Record extracts =
-=-=-
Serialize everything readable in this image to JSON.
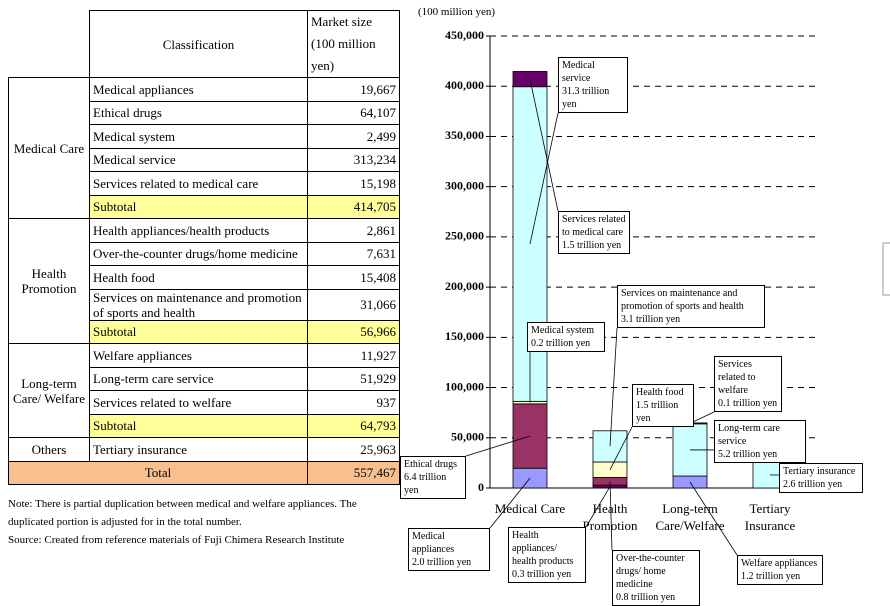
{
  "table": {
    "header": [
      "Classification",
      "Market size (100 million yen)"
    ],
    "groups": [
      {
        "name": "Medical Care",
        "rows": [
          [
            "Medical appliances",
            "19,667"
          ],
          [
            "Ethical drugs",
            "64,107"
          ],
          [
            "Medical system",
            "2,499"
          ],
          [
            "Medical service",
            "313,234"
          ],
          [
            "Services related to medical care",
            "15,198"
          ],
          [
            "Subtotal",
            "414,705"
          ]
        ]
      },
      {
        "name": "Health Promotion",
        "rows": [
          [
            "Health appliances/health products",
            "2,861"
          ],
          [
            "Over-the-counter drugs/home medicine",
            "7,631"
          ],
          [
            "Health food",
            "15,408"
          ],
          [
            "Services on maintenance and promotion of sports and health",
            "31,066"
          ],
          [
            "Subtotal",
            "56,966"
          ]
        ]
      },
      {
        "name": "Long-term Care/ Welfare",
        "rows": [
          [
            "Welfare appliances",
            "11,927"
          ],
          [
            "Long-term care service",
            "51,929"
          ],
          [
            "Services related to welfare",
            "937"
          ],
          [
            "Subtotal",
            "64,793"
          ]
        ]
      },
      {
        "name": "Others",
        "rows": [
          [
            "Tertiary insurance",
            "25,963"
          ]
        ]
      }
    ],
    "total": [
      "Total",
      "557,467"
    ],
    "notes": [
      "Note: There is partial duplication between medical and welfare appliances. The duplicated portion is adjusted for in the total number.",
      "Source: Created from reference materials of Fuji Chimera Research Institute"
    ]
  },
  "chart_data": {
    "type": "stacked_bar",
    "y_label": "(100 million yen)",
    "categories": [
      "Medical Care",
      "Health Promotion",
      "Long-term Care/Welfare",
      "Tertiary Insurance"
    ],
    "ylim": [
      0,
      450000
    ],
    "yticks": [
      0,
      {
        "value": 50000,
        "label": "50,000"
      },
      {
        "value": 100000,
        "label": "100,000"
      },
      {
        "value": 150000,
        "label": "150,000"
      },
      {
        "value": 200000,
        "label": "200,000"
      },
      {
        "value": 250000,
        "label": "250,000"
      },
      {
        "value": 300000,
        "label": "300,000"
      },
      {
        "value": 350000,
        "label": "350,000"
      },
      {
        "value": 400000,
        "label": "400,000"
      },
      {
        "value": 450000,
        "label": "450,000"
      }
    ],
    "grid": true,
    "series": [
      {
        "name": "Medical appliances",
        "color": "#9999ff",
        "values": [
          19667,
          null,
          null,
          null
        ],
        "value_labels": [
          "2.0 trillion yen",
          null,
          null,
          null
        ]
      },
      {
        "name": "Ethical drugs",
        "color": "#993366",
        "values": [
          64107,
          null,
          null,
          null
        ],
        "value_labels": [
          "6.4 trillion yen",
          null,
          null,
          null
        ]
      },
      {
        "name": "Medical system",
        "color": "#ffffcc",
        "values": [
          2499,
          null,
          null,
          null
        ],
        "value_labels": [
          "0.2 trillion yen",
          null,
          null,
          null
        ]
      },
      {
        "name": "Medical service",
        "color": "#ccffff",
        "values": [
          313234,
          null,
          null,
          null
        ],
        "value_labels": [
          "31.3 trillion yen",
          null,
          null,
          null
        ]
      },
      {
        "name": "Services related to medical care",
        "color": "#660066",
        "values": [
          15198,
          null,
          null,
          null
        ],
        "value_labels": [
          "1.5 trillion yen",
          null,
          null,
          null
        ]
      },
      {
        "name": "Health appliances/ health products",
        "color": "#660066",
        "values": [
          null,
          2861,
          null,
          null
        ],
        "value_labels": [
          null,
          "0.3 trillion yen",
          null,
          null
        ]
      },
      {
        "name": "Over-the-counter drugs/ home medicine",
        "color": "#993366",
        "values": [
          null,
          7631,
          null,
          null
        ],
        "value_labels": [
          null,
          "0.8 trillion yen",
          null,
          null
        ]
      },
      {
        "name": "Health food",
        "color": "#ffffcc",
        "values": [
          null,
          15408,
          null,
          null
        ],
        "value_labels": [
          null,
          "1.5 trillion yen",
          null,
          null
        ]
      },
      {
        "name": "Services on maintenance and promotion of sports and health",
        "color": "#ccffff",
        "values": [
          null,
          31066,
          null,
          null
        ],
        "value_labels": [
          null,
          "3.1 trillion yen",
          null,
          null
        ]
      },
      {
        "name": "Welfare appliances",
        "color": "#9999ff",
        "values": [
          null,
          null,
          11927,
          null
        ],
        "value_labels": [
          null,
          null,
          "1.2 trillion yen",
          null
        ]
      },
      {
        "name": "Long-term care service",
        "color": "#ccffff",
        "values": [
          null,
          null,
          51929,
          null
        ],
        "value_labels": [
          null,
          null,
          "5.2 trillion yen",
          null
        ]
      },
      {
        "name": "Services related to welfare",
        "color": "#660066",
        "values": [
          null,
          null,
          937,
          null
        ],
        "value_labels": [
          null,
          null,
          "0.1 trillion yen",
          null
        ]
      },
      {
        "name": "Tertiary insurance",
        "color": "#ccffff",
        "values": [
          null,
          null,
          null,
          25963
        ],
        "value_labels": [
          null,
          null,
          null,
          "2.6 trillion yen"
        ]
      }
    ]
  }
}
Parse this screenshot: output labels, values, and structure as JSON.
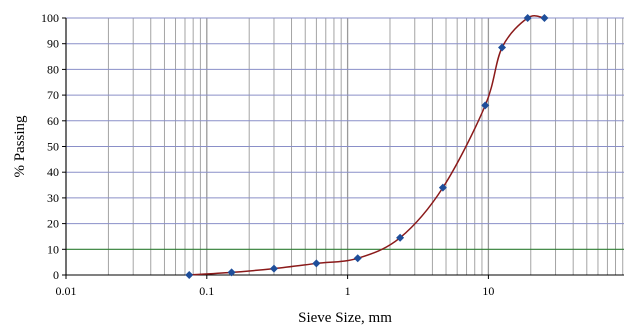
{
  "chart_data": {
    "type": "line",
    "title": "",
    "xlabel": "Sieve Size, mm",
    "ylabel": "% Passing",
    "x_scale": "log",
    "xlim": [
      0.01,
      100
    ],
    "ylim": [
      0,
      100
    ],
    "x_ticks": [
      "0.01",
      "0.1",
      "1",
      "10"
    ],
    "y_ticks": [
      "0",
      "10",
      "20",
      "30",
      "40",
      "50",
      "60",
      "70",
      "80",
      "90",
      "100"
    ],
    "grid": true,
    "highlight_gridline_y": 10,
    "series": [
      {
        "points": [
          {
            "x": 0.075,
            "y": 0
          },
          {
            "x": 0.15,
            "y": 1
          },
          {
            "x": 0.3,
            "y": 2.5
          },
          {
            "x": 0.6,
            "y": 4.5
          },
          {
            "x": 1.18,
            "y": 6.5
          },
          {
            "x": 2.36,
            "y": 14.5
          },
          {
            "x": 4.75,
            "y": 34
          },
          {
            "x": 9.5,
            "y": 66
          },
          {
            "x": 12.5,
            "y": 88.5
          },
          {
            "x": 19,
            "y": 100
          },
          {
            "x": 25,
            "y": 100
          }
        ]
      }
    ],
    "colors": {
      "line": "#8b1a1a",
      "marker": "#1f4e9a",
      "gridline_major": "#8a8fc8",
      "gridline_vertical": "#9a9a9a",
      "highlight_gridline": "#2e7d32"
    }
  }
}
-=-=-
Direction = Exclude the pictures, and transcribe all of the material exactly.

Right answer =
Serialize everything readable in this image to JSON.
{
  "table": {
    "header": [
      "Classification",
      "Market size (100 million yen)"
    ],
    "groups": [
      {
        "name": "Medical Care",
        "rows": [
          [
            "Medical appliances",
            "19,667"
          ],
          [
            "Ethical drugs",
            "64,107"
          ],
          [
            "Medical system",
            "2,499"
          ],
          [
            "Medical service",
            "313,234"
          ],
          [
            "Services related to medical care",
            "15,198"
          ],
          [
            "Subtotal",
            "414,705"
          ]
        ]
      },
      {
        "name": "Health Promotion",
        "rows": [
          [
            "Health appliances/health products",
            "2,861"
          ],
          [
            "Over-the-counter drugs/home medicine",
            "7,631"
          ],
          [
            "Health food",
            "15,408"
          ],
          [
            "Services on maintenance and promotion of sports and health",
            "31,066"
          ],
          [
            "Subtotal",
            "56,966"
          ]
        ]
      },
      {
        "name": "Long-term Care/ Welfare",
        "rows": [
          [
            "Welfare appliances",
            "11,927"
          ],
          [
            "Long-term care service",
            "51,929"
          ],
          [
            "Services related to welfare",
            "937"
          ],
          [
            "Subtotal",
            "64,793"
          ]
        ]
      },
      {
        "name": "Others",
        "rows": [
          [
            "Tertiary insurance",
            "25,963"
          ]
        ]
      }
    ],
    "total": [
      "Total",
      "557,467"
    ],
    "notes": [
      "Note: There is partial duplication between medical and welfare appliances. The duplicated portion is adjusted for in the total number.",
      "Source: Created from reference materials of Fuji Chimera Research Institute"
    ]
  },
  "chart_data": {
    "type": "stacked_bar",
    "y_label": "(100 million yen)",
    "categories": [
      "Medical Care",
      "Health Promotion",
      "Long-term Care/Welfare",
      "Tertiary Insurance"
    ],
    "ylim": [
      0,
      450000
    ],
    "yticks": [
      0,
      {
        "value": 50000,
        "label": "50,000"
      },
      {
        "value": 100000,
        "label": "100,000"
      },
      {
        "value": 150000,
        "label": "150,000"
      },
      {
        "value": 200000,
        "label": "200,000"
      },
      {
        "value": 250000,
        "label": "250,000"
      },
      {
        "value": 300000,
        "label": "300,000"
      },
      {
        "value": 350000,
        "label": "350,000"
      },
      {
        "value": 400000,
        "label": "400,000"
      },
      {
        "value": 450000,
        "label": "450,000"
      }
    ],
    "grid": true,
    "series": [
      {
        "name": "Medical appliances",
        "color": "#9999ff",
        "values": [
          19667,
          null,
          null,
          null
        ],
        "value_labels": [
          "2.0 trillion yen",
          null,
          null,
          null
        ]
      },
      {
        "name": "Ethical drugs",
        "color": "#993366",
        "values": [
          64107,
          null,
          null,
          null
        ],
        "value_labels": [
          "6.4 trillion yen",
          null,
          null,
          null
        ]
      },
      {
        "name": "Medical system",
        "color": "#ffffcc",
        "values": [
          2499,
          null,
          null,
          null
        ],
        "value_labels": [
          "0.2 trillion yen",
          null,
          null,
          null
        ]
      },
      {
        "name": "Medical service",
        "color": "#ccffff",
        "values": [
          313234,
          null,
          null,
          null
        ],
        "value_labels": [
          "31.3 trillion yen",
          null,
          null,
          null
        ]
      },
      {
        "name": "Services related to medical care",
        "color": "#660066",
        "values": [
          15198,
          null,
          null,
          null
        ],
        "value_labels": [
          "1.5 trillion yen",
          null,
          null,
          null
        ]
      },
      {
        "name": "Health appliances/ health products",
        "color": "#660066",
        "values": [
          null,
          2861,
          null,
          null
        ],
        "value_labels": [
          null,
          "0.3 trillion yen",
          null,
          null
        ]
      },
      {
        "name": "Over-the-counter drugs/ home medicine",
        "color": "#993366",
        "values": [
          null,
          7631,
          null,
          null
        ],
        "value_labels": [
          null,
          "0.8 trillion yen",
          null,
          null
        ]
      },
      {
        "name": "Health food",
        "color": "#ffffcc",
        "values": [
          null,
          15408,
          null,
          null
        ],
        "value_labels": [
          null,
          "1.5 trillion yen",
          null,
          null
        ]
      },
      {
        "name": "Services on maintenance and promotion of sports and health",
        "color": "#ccffff",
        "values": [
          null,
          31066,
          null,
          null
        ],
        "value_labels": [
          null,
          "3.1 trillion yen",
          null,
          null
        ]
      },
      {
        "name": "Welfare appliances",
        "color": "#9999ff",
        "values": [
          null,
          null,
          11927,
          null
        ],
        "value_labels": [
          null,
          null,
          "1.2 trillion yen",
          null
        ]
      },
      {
        "name": "Long-term care service",
        "color": "#ccffff",
        "values": [
          null,
          null,
          51929,
          null
        ],
        "value_labels": [
          null,
          null,
          "5.2 trillion yen",
          null
        ]
      },
      {
        "name": "Services related to welfare",
        "color": "#660066",
        "values": [
          null,
          null,
          937,
          null
        ],
        "value_labels": [
          null,
          null,
          "0.1 trillion yen",
          null
        ]
      },
      {
        "name": "Tertiary insurance",
        "color": "#ccffff",
        "values": [
          null,
          null,
          null,
          25963
        ],
        "value_labels": [
          null,
          null,
          null,
          "2.6 trillion yen"
        ]
      }
    ]
  }
}
Parse this screenshot: output labels, values, and structure as JSON.
{
  "chart_data": {
    "type": "line",
    "title": "",
    "xlabel": "Sieve Size, mm",
    "ylabel": "% Passing",
    "x_scale": "log",
    "xlim": [
      0.01,
      100
    ],
    "ylim": [
      0,
      100
    ],
    "x_ticks": [
      "0.01",
      "0.1",
      "1",
      "10"
    ],
    "y_ticks": [
      "0",
      "10",
      "20",
      "30",
      "40",
      "50",
      "60",
      "70",
      "80",
      "90",
      "100"
    ],
    "grid": true,
    "highlight_gridline_y": 10,
    "series": [
      {
        "points": [
          {
            "x": 0.075,
            "y": 0
          },
          {
            "x": 0.15,
            "y": 1
          },
          {
            "x": 0.3,
            "y": 2.5
          },
          {
            "x": 0.6,
            "y": 4.5
          },
          {
            "x": 1.18,
            "y": 6.5
          },
          {
            "x": 2.36,
            "y": 14.5
          },
          {
            "x": 4.75,
            "y": 34
          },
          {
            "x": 9.5,
            "y": 66
          },
          {
            "x": 12.5,
            "y": 88.5
          },
          {
            "x": 19,
            "y": 100
          },
          {
            "x": 25,
            "y": 100
          }
        ]
      }
    ],
    "colors": {
      "line": "#8b1a1a",
      "marker": "#1f4e9a",
      "gridline_major": "#8a8fc8",
      "gridline_vertical": "#9a9a9a",
      "highlight_gridline": "#2e7d32"
    }
  }
}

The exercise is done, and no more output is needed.